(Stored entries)
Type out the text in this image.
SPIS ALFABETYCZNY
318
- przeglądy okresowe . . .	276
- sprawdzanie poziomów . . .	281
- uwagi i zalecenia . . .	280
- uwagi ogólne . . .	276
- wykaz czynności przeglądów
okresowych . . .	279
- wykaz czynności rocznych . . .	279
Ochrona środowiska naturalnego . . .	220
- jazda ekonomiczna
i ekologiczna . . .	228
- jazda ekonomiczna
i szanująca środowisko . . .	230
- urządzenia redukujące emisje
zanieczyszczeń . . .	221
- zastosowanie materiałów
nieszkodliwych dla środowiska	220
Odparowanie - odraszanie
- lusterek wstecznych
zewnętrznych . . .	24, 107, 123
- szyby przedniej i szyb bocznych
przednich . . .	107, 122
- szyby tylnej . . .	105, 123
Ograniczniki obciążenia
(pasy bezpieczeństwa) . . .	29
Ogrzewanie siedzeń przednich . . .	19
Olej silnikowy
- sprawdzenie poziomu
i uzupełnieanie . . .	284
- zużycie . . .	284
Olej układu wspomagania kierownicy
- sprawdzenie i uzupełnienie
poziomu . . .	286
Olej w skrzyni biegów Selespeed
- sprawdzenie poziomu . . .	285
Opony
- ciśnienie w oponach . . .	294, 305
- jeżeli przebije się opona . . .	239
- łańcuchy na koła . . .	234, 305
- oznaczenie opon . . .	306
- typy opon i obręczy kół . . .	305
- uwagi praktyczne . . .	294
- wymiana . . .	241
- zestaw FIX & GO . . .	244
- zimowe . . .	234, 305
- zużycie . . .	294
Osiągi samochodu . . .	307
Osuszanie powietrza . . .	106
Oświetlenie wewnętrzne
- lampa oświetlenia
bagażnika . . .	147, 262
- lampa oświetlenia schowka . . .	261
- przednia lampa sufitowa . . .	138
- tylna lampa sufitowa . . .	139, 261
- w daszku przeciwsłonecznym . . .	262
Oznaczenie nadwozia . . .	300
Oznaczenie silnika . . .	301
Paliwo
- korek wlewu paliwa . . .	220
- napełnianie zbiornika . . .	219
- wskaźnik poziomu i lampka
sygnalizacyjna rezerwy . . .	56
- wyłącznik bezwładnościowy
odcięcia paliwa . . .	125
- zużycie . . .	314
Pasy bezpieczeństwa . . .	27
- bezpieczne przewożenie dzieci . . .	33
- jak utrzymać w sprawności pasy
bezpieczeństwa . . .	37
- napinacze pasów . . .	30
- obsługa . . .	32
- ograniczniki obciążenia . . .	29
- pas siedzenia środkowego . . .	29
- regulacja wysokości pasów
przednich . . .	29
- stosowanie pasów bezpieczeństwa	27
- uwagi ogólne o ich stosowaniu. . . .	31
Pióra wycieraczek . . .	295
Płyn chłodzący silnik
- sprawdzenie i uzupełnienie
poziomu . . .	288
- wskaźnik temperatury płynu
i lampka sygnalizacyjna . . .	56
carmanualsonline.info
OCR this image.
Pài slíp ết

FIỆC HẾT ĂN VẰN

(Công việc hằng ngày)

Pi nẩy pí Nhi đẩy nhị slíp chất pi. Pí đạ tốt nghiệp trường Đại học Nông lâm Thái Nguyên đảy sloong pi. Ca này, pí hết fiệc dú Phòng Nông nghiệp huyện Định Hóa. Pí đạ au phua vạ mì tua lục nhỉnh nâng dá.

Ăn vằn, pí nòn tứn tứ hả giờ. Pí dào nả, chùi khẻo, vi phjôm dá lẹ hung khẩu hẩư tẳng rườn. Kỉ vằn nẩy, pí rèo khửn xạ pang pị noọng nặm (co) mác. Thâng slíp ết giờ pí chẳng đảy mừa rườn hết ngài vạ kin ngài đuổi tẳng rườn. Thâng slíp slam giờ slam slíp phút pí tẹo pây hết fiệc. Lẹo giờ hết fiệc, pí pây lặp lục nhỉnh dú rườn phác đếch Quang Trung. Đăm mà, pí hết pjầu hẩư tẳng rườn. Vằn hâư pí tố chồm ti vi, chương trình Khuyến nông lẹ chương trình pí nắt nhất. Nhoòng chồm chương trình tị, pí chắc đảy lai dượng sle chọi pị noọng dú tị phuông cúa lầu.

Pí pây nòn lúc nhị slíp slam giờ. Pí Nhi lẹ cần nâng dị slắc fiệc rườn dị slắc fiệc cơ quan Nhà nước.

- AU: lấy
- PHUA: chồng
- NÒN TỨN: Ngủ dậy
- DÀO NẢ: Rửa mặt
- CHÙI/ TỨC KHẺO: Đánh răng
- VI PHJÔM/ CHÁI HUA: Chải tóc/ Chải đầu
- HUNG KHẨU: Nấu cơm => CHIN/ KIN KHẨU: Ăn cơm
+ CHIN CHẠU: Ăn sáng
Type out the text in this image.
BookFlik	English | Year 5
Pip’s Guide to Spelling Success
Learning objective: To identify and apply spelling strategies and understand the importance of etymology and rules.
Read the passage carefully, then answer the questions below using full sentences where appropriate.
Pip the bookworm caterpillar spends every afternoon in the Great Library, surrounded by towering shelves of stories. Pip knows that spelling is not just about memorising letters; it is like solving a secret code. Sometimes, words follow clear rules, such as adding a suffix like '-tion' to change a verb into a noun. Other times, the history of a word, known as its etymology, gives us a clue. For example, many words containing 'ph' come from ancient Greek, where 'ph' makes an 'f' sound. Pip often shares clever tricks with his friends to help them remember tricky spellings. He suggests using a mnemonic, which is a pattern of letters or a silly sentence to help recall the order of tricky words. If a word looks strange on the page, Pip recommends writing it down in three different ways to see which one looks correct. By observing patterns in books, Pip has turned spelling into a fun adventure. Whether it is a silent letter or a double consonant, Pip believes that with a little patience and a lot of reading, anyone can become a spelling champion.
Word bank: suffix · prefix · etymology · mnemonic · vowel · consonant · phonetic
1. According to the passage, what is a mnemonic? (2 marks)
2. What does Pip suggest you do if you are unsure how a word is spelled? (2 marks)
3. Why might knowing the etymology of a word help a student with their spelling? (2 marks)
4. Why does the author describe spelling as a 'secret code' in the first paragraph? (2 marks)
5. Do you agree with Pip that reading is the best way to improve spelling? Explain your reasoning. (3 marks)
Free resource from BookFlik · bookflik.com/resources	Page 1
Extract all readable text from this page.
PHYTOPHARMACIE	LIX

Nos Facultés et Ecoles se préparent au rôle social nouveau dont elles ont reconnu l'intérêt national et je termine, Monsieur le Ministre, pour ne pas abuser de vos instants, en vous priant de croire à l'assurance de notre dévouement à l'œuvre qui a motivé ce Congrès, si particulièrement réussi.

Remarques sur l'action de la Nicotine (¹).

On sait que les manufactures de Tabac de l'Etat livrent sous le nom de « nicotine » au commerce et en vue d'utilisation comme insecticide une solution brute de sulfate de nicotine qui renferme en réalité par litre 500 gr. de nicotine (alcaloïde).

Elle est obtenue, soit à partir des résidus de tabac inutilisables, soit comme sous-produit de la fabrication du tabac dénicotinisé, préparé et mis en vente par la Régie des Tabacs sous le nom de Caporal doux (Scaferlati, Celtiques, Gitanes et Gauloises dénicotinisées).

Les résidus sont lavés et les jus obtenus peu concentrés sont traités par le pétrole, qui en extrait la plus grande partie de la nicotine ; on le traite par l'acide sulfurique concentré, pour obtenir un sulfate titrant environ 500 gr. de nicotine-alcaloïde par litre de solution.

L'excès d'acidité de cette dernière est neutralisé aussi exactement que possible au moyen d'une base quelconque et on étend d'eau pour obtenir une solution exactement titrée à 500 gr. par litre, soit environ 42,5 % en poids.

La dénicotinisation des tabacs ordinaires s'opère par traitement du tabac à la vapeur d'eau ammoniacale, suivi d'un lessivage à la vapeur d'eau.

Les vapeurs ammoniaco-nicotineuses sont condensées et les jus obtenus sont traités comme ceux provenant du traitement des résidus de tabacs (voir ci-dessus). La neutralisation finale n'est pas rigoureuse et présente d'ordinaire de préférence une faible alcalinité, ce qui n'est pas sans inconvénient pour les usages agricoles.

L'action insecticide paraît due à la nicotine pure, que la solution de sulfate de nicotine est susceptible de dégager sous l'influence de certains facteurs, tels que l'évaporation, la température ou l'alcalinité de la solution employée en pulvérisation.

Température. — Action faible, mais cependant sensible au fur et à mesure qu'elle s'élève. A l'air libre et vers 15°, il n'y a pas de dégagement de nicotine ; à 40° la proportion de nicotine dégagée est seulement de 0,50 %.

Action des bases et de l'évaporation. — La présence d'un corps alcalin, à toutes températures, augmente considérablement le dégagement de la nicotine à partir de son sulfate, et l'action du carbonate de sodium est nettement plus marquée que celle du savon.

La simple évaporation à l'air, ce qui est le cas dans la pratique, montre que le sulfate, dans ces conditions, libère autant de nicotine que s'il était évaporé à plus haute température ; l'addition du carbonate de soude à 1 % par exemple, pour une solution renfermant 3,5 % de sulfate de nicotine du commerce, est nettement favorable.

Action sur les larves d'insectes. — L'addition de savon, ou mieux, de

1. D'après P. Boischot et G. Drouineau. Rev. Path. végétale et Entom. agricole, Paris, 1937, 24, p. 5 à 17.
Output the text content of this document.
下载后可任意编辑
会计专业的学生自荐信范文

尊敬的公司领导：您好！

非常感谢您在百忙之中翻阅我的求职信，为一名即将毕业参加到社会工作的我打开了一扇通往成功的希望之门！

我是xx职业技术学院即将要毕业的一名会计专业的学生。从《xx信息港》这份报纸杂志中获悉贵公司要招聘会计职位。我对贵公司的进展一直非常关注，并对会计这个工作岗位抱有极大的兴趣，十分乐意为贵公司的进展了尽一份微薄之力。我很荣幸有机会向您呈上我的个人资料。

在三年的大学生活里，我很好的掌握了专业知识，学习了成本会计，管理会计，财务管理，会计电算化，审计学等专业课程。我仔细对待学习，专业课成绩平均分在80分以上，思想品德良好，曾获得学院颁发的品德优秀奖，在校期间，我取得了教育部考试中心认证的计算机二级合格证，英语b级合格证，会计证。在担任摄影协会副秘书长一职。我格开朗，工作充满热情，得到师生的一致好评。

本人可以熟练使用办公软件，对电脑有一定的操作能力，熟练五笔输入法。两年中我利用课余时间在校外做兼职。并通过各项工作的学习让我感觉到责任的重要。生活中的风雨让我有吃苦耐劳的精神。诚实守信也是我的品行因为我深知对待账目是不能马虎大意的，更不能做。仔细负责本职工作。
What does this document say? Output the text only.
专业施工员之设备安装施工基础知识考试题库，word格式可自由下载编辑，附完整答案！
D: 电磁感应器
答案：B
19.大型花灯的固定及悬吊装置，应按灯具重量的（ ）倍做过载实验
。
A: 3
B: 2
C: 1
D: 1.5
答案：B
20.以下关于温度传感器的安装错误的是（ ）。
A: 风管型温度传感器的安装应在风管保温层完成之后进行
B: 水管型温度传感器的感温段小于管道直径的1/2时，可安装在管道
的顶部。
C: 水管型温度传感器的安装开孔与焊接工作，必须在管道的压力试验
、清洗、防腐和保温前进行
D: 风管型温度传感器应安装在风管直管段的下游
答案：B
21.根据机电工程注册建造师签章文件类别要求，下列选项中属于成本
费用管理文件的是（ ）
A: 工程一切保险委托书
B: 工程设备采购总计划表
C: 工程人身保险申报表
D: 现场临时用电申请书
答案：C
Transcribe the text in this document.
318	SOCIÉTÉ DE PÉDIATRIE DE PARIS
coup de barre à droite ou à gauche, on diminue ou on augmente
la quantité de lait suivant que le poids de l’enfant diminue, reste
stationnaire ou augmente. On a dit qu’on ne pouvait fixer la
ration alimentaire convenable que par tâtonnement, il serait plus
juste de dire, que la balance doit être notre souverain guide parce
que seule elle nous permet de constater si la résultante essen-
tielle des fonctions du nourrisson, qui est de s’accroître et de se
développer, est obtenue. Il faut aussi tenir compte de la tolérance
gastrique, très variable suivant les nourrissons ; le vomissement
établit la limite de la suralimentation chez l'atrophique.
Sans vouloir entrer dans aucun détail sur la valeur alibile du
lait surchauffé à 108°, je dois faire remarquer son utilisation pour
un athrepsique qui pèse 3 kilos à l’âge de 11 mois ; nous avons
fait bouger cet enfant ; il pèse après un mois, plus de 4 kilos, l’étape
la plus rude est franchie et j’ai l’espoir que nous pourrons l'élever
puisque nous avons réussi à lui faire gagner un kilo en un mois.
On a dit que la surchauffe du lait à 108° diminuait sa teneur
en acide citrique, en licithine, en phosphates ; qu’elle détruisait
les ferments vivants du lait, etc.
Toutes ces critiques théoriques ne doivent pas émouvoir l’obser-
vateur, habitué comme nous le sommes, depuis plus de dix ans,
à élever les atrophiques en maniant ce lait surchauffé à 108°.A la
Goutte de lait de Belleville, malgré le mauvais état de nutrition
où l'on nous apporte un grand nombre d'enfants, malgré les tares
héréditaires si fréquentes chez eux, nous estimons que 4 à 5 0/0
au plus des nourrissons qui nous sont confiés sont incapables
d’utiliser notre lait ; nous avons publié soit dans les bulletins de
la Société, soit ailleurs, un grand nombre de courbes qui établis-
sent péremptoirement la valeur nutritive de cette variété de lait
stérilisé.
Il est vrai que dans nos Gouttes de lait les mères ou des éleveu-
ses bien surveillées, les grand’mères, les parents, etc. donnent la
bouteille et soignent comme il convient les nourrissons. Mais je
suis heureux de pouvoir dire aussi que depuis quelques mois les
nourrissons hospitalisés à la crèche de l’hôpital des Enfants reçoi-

**TASK DESCRIPTION**
Show every line in the records above that contains the word "dire".

**RESPONSE**
juste de dire, que la balance doit être notre souverain guide parce
suis heureux de pouvoir dire aussi que depuis quelques mois les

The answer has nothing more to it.